## Task statement
From the entries provided below, copy each line that contains the word "this".

[Raw records]
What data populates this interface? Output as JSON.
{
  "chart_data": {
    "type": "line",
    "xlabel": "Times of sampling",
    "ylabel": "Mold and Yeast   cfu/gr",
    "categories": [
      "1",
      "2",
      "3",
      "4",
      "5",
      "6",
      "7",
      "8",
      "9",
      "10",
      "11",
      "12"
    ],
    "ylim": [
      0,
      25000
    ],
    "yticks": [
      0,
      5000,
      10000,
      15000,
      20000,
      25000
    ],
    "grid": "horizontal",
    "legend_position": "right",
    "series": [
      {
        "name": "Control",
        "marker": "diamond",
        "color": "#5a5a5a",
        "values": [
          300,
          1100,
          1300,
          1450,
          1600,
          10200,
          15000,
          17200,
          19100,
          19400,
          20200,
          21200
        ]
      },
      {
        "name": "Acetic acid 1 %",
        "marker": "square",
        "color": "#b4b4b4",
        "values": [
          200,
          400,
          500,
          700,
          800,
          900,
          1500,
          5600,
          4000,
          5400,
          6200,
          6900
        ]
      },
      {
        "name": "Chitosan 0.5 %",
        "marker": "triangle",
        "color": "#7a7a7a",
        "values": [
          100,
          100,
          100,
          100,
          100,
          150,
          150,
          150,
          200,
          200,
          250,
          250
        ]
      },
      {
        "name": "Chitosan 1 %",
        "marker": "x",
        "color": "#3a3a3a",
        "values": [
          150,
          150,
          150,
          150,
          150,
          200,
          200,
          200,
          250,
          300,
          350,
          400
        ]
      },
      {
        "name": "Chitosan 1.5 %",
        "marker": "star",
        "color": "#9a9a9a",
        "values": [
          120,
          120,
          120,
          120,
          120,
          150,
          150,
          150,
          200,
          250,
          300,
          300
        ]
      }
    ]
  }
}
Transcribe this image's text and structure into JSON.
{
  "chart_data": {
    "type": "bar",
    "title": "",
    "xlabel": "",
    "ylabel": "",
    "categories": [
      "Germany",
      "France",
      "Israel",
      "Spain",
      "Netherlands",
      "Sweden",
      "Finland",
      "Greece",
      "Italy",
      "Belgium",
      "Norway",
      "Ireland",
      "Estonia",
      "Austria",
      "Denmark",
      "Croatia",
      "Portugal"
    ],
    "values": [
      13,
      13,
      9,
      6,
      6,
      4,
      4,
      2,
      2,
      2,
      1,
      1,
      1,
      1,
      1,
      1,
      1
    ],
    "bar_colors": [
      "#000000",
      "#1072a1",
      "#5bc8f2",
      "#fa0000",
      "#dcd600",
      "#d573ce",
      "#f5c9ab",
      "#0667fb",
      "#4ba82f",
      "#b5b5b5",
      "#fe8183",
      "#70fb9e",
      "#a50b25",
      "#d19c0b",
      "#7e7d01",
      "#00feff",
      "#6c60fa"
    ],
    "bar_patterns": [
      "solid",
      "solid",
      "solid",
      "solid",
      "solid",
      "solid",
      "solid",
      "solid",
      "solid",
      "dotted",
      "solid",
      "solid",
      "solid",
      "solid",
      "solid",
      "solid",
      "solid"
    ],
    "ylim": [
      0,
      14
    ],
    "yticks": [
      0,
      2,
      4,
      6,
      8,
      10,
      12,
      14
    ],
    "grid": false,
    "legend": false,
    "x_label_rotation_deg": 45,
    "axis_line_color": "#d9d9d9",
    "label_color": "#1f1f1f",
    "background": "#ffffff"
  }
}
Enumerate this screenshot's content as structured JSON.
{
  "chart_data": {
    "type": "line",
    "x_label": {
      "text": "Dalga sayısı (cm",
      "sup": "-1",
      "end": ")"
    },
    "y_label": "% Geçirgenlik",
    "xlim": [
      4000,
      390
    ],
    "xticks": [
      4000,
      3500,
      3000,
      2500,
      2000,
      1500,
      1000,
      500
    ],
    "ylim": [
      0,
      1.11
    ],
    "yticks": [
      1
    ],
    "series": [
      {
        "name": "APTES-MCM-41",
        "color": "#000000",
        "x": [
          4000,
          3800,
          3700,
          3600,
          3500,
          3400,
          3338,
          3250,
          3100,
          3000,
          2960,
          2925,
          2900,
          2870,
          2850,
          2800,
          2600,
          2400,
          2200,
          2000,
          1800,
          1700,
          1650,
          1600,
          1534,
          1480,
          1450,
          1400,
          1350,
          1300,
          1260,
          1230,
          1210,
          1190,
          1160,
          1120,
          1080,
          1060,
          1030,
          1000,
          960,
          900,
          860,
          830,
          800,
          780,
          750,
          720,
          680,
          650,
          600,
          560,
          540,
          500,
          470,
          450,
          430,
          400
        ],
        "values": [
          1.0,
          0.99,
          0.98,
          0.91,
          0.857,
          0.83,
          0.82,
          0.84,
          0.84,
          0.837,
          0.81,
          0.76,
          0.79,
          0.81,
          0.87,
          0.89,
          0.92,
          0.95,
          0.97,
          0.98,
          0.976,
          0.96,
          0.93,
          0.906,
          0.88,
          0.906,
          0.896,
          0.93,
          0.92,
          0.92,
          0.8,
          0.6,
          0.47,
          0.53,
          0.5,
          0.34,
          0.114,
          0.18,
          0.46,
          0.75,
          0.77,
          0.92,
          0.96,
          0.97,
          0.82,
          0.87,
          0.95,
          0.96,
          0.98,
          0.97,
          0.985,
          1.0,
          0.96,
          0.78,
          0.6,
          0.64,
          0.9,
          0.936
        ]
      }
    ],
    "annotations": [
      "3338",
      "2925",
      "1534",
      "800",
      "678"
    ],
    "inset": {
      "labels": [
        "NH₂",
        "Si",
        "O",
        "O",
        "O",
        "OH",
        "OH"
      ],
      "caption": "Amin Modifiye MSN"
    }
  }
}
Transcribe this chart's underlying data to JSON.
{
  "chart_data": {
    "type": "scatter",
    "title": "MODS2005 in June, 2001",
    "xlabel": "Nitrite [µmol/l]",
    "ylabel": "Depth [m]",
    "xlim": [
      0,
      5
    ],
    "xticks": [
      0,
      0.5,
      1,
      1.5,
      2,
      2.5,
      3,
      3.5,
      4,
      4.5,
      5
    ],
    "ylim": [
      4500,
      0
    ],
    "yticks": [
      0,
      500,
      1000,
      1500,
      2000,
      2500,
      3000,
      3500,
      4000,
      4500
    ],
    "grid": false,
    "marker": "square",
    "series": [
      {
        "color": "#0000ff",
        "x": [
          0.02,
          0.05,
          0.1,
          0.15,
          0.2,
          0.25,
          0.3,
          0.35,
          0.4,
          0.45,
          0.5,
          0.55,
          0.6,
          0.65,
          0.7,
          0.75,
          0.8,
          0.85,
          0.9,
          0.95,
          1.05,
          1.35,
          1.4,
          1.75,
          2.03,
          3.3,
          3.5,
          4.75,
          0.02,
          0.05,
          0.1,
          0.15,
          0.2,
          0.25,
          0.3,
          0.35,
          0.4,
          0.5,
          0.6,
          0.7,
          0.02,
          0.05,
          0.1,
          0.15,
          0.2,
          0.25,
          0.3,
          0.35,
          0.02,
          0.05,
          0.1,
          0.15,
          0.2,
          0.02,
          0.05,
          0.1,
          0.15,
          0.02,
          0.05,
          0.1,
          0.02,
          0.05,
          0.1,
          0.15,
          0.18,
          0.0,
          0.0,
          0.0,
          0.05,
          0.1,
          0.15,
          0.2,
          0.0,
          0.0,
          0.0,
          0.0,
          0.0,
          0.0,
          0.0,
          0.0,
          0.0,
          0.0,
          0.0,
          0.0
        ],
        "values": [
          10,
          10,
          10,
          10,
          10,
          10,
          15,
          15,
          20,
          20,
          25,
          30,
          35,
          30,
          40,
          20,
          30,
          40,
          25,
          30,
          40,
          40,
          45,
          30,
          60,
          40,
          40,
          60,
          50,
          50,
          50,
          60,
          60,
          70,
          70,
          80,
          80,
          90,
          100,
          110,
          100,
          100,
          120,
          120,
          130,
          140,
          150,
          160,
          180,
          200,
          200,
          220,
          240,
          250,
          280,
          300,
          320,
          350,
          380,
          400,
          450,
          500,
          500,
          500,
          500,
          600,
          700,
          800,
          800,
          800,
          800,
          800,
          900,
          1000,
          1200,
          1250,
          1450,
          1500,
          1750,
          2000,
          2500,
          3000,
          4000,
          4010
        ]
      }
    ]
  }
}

## Right answer
What data populates this interface? Output as JSON.
Transcribe this image's text and structure into JSON.
Enumerate this screenshot's content as structured JSON.
Transcribe this chart's underlying data to JSON.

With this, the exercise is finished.